Stored data

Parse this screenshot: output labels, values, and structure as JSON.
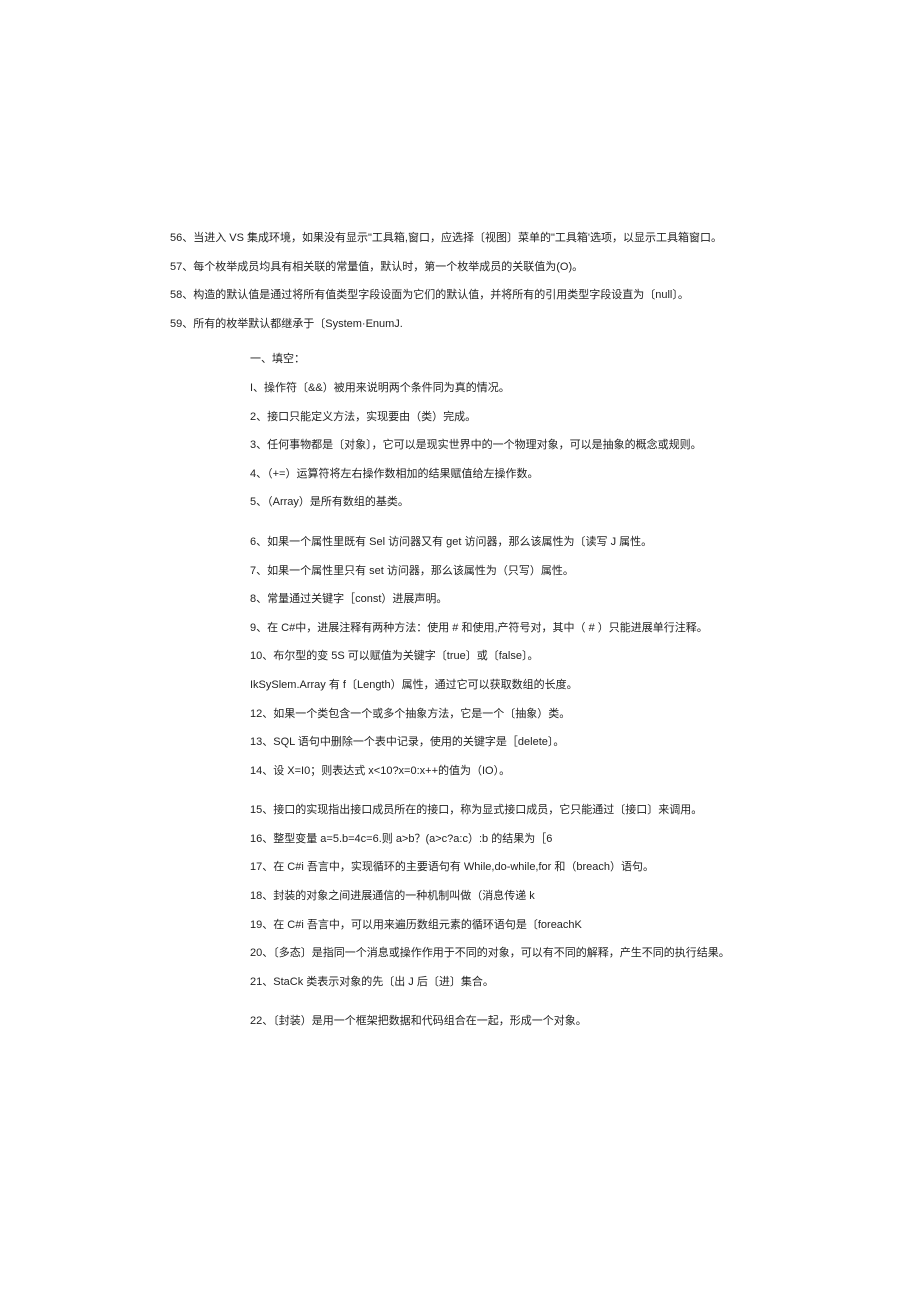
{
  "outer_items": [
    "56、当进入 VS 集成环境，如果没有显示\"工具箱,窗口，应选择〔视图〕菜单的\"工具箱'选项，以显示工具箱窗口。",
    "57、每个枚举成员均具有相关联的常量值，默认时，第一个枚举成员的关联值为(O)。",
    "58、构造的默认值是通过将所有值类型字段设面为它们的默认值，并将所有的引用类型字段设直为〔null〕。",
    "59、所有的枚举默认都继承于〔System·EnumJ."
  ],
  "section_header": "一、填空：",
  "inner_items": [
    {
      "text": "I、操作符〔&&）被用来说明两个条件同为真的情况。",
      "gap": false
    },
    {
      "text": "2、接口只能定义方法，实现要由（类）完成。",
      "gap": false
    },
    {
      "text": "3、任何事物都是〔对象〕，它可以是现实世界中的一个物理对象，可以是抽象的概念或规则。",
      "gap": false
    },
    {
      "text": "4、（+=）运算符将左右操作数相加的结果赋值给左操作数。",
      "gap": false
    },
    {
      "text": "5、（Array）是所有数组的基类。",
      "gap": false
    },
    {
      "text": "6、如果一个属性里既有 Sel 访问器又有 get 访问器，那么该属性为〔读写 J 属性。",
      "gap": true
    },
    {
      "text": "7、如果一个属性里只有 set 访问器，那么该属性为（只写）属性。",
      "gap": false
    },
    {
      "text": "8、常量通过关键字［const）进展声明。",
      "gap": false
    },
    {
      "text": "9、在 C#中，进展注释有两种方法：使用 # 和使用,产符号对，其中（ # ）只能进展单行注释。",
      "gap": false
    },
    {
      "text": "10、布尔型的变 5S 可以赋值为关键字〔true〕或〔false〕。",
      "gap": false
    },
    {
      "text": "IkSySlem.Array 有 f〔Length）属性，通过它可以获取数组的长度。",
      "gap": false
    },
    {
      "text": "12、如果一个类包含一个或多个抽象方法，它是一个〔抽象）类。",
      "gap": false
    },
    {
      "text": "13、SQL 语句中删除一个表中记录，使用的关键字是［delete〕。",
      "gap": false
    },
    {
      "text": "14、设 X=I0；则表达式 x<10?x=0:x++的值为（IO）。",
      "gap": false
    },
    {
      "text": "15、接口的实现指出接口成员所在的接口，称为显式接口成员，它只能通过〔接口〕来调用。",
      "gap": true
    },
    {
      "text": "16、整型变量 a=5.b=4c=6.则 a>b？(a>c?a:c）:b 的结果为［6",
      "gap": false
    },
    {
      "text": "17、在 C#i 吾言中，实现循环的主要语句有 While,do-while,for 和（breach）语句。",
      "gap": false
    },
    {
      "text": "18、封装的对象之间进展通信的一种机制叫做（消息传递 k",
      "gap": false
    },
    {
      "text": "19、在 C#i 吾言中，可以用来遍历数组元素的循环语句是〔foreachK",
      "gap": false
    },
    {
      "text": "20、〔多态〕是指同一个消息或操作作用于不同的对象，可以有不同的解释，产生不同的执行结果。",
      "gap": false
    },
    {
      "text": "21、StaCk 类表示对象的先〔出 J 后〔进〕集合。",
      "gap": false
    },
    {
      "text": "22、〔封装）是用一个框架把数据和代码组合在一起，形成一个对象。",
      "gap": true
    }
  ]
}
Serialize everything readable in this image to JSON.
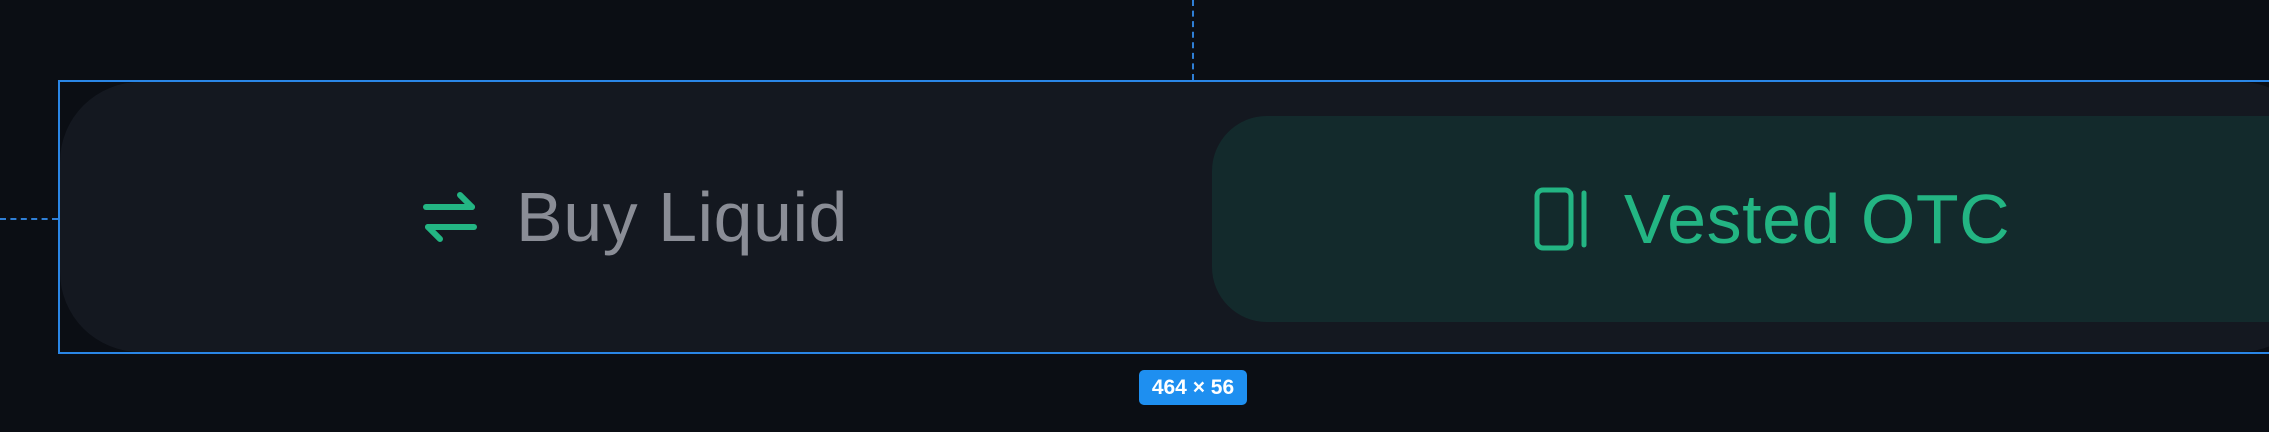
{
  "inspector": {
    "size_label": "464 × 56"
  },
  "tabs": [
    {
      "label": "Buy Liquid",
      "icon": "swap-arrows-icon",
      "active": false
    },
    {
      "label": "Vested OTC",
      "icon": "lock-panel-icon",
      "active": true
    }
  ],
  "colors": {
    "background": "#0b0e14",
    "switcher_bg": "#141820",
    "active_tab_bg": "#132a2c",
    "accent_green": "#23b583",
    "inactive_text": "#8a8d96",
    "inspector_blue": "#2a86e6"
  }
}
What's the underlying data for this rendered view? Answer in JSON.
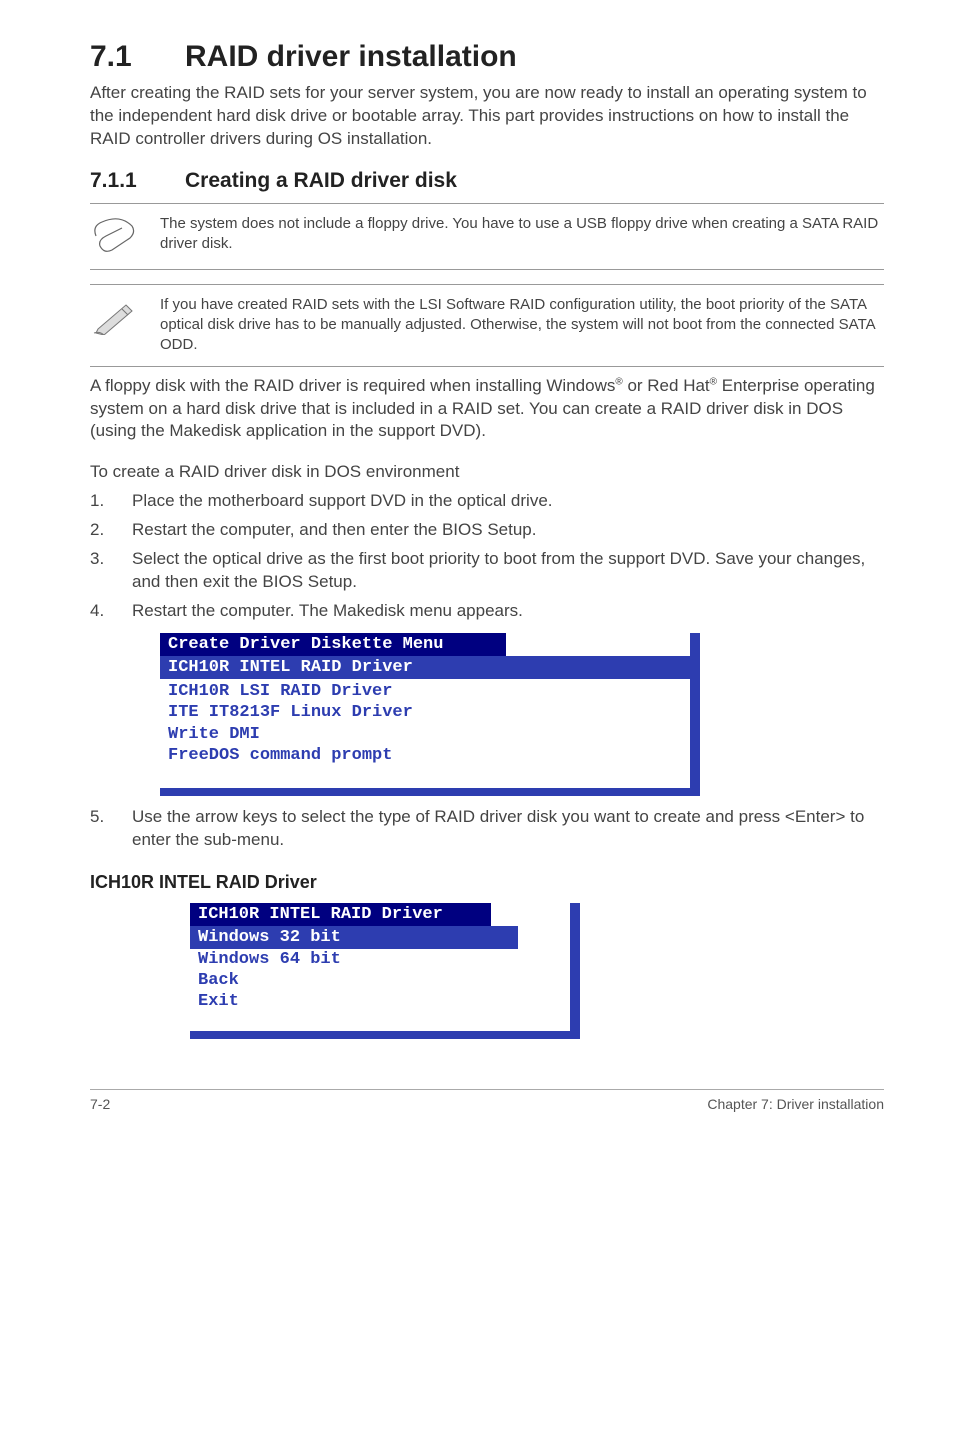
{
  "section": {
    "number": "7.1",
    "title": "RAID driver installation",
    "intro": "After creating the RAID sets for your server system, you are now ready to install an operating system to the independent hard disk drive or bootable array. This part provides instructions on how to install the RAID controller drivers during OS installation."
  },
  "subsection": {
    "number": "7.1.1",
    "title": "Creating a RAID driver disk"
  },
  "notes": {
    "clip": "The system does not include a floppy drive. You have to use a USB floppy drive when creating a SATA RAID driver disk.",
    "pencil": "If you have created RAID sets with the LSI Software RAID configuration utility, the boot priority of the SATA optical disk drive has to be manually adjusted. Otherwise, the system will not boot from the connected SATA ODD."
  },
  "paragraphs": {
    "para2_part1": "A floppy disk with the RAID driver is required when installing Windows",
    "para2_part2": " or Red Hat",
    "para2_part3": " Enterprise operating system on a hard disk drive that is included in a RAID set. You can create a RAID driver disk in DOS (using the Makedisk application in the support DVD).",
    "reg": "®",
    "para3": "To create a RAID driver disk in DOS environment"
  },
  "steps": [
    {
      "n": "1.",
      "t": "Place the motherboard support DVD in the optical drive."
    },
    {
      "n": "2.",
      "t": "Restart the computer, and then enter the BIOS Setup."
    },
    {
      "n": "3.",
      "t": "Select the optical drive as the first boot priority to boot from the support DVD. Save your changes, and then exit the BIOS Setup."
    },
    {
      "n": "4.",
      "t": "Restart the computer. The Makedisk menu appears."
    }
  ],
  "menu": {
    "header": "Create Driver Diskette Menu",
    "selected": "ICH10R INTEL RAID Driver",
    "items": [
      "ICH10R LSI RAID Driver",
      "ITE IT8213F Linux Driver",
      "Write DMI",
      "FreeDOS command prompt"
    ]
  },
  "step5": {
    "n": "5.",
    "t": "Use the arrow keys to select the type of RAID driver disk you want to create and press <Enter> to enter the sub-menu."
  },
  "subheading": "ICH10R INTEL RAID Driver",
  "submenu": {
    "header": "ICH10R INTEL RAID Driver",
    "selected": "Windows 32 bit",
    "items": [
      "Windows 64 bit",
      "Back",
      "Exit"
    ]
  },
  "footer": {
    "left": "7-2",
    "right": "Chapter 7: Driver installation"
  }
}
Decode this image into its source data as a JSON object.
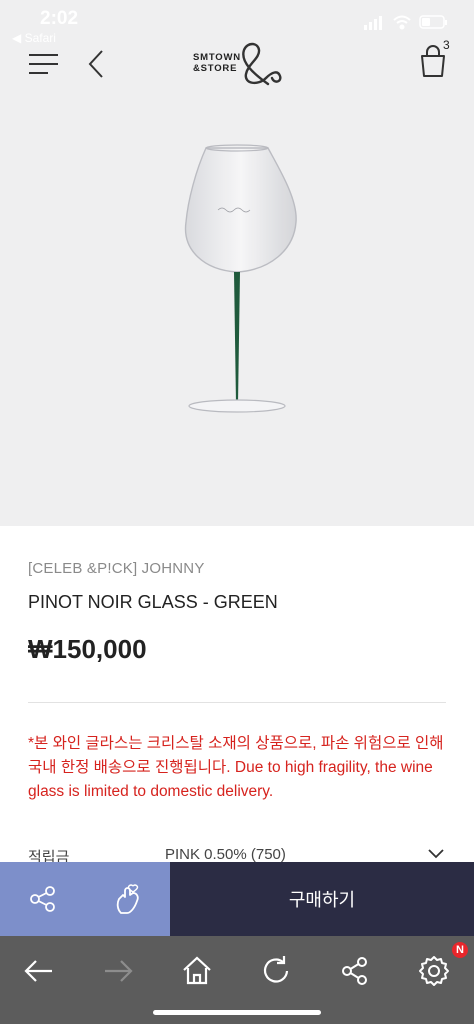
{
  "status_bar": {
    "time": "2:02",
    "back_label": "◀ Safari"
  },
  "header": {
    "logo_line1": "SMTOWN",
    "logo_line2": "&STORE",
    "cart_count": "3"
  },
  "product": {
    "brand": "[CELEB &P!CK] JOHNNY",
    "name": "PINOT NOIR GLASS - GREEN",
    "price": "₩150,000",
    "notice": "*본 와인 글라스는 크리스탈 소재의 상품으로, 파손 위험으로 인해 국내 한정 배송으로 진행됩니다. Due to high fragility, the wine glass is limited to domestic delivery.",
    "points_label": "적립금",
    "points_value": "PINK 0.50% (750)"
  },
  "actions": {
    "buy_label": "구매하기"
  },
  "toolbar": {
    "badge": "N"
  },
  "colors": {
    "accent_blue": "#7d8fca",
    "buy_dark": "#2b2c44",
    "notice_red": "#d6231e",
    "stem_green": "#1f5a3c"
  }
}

§ **Prompt**: Repeat each record exactly as shown above, dropping all images.

§ **Solved problem**:
Parse this screenshot: output labels, values, and structure as JSON.
{
  "outer_items": [
    "56、当进入 VS 集成环境，如果没有显示\"工具箱,窗口，应选择〔视图〕菜单的\"工具箱'选项，以显示工具箱窗口。",
    "57、每个枚举成员均具有相关联的常量值，默认时，第一个枚举成员的关联值为(O)。",
    "58、构造的默认值是通过将所有值类型字段设面为它们的默认值，并将所有的引用类型字段设直为〔null〕。",
    "59、所有的枚举默认都继承于〔System·EnumJ."
  ],
  "section_header": "一、填空：",
  "inner_items": [
    {
      "text": "I、操作符〔&&）被用来说明两个条件同为真的情况。",
      "gap": false
    },
    {
      "text": "2、接口只能定义方法，实现要由（类）完成。",
      "gap": false
    },
    {
      "text": "3、任何事物都是〔对象〕，它可以是现实世界中的一个物理对象，可以是抽象的概念或规则。",
      "gap": false
    },
    {
      "text": "4、（+=）运算符将左右操作数相加的结果赋值给左操作数。",
      "gap": false
    },
    {
      "text": "5、（Array）是所有数组的基类。",
      "gap": false
    },
    {
      "text": "6、如果一个属性里既有 Sel 访问器又有 get 访问器，那么该属性为〔读写 J 属性。",
      "gap": true
    },
    {
      "text": "7、如果一个属性里只有 set 访问器，那么该属性为（只写）属性。",
      "gap": false
    },
    {
      "text": "8、常量通过关键字［const）进展声明。",
      "gap": false
    },
    {
      "text": "9、在 C#中，进展注释有两种方法：使用 # 和使用,产符号对，其中（ # ）只能进展单行注释。",
      "gap": false
    },
    {
      "text": "10、布尔型的变 5S 可以赋值为关键字〔true〕或〔false〕。",
      "gap": false
    },
    {
      "text": "IkSySlem.Array 有 f〔Length）属性，通过它可以获取数组的长度。",
      "gap": false
    },
    {
      "text": "12、如果一个类包含一个或多个抽象方法，它是一个〔抽象）类。",
      "gap": false
    },
    {
      "text": "13、SQL 语句中删除一个表中记录，使用的关键字是［delete〕。",
      "gap": false
    },
    {
      "text": "14、设 X=I0；则表达式 x<10?x=0:x++的值为（IO）。",
      "gap": false
    },
    {
      "text": "15、接口的实现指出接口成员所在的接口，称为显式接口成员，它只能通过〔接口〕来调用。",
      "gap": true
    },
    {
      "text": "16、整型变量 a=5.b=4c=6.则 a>b？(a>c?a:c）:b 的结果为［6",
      "gap": false
    },
    {
      "text": "17、在 C#i 吾言中，实现循环的主要语句有 While,do-while,for 和（breach）语句。",
      "gap": false
    },
    {
      "text": "18、封装的对象之间进展通信的一种机制叫做（消息传递 k",
      "gap": false
    },
    {
      "text": "19、在 C#i 吾言中，可以用来遍历数组元素的循环语句是〔foreachK",
      "gap": false
    },
    {
      "text": "20、〔多态〕是指同一个消息或操作作用于不同的对象，可以有不同的解释，产生不同的执行结果。",
      "gap": false
    },
    {
      "text": "21、StaCk 类表示对象的先〔出 J 后〔进〕集合。",
      "gap": false
    },
    {
      "text": "22、〔封装）是用一个框架把数据和代码组合在一起，形成一个对象。",
      "gap": true
    }
  ]
}
Serialize everything readable in this image to JSON.
{
  "inspector": {
    "size_label": "464 × 56"
  },
  "tabs": [
    {
      "label": "Buy Liquid",
      "icon": "swap-arrows-icon",
      "active": false
    },
    {
      "label": "Vested OTC",
      "icon": "lock-panel-icon",
      "active": true
    }
  ],
  "colors": {
    "background": "#0b0e14",
    "switcher_bg": "#141820",
    "active_tab_bg": "#132a2c",
    "accent_green": "#23b583",
    "inactive_text": "#8a8d96",
    "inspector_blue": "#2a86e6"
  }
}
What's the underlying data for this rendered view? Answer in JSON.
{
  "section": {
    "number": "7.1",
    "title": "RAID driver installation",
    "intro": "After creating the RAID sets for your server system, you are now ready to install an operating system to the independent hard disk drive or bootable array. This part provides instructions on how to install the RAID controller drivers during OS installation."
  },
  "subsection": {
    "number": "7.1.1",
    "title": "Creating a RAID driver disk"
  },
  "notes": {
    "clip": "The system does not include a floppy drive. You have to use a USB floppy drive when creating a SATA RAID driver disk.",
    "pencil": "If you have created RAID sets with the LSI Software RAID configuration utility, the boot priority of the SATA optical disk drive has to be manually adjusted. Otherwise, the system will not boot from the connected SATA ODD."
  },
  "paragraphs": {
    "para2_part1": "A floppy disk with the RAID driver is required when installing Windows",
    "para2_part2": " or Red Hat",
    "para2_part3": " Enterprise operating system on a hard disk drive that is included in a RAID set. You can create a RAID driver disk in DOS (using the Makedisk application in the support DVD).",
    "reg": "®",
    "para3": "To create a RAID driver disk in DOS environment"
  },
  "steps": [
    {
      "n": "1.",
      "t": "Place the motherboard support DVD in the optical drive."
    },
    {
      "n": "2.",
      "t": "Restart the computer, and then enter the BIOS Setup."
    },
    {
      "n": "3.",
      "t": "Select the optical drive as the first boot priority to boot from the support DVD. Save your changes, and then exit the BIOS Setup."
    },
    {
      "n": "4.",
      "t": "Restart the computer. The Makedisk menu appears."
    }
  ],
  "menu": {
    "header": "Create Driver Diskette Menu",
    "selected": "ICH10R INTEL RAID Driver",
    "items": [
      "ICH10R LSI RAID Driver",
      "ITE IT8213F Linux Driver",
      "Write DMI",
      "FreeDOS command prompt"
    ]
  },
  "step5": {
    "n": "5.",
    "t": "Use the arrow keys to select the type of RAID driver disk you want to create and press <Enter> to enter the sub-menu."
  },
  "subheading": "ICH10R INTEL RAID Driver",
  "submenu": {
    "header": "ICH10R INTEL RAID Driver",
    "selected": "Windows 32 bit",
    "items": [
      "Windows 64 bit",
      "Back",
      "Exit"
    ]
  },
  "footer": {
    "left": "7-2",
    "right": "Chapter 7: Driver installation"
  }
}
Decode this image into its source data as a JSON object.
{
  "status_bar": {
    "time": "2:02",
    "back_label": "◀ Safari"
  },
  "header": {
    "logo_line1": "SMTOWN",
    "logo_line2": "&STORE",
    "cart_count": "3"
  },
  "product": {
    "brand": "[CELEB &P!CK] JOHNNY",
    "name": "PINOT NOIR GLASS - GREEN",
    "price": "₩150,000",
    "notice": "*본 와인 글라스는 크리스탈 소재의 상품으로, 파손 위험으로 인해 국내 한정 배송으로 진행됩니다. Due to high fragility, the wine glass is limited to domestic delivery.",
    "points_label": "적립금",
    "points_value": "PINK 0.50% (750)"
  },
  "actions": {
    "buy_label": "구매하기"
  },
  "toolbar": {
    "badge": "N"
  },
  "colors": {
    "accent_blue": "#7d8fca",
    "buy_dark": "#2b2c44",
    "notice_red": "#d6231e",
    "stem_green": "#1f5a3c"
  }
}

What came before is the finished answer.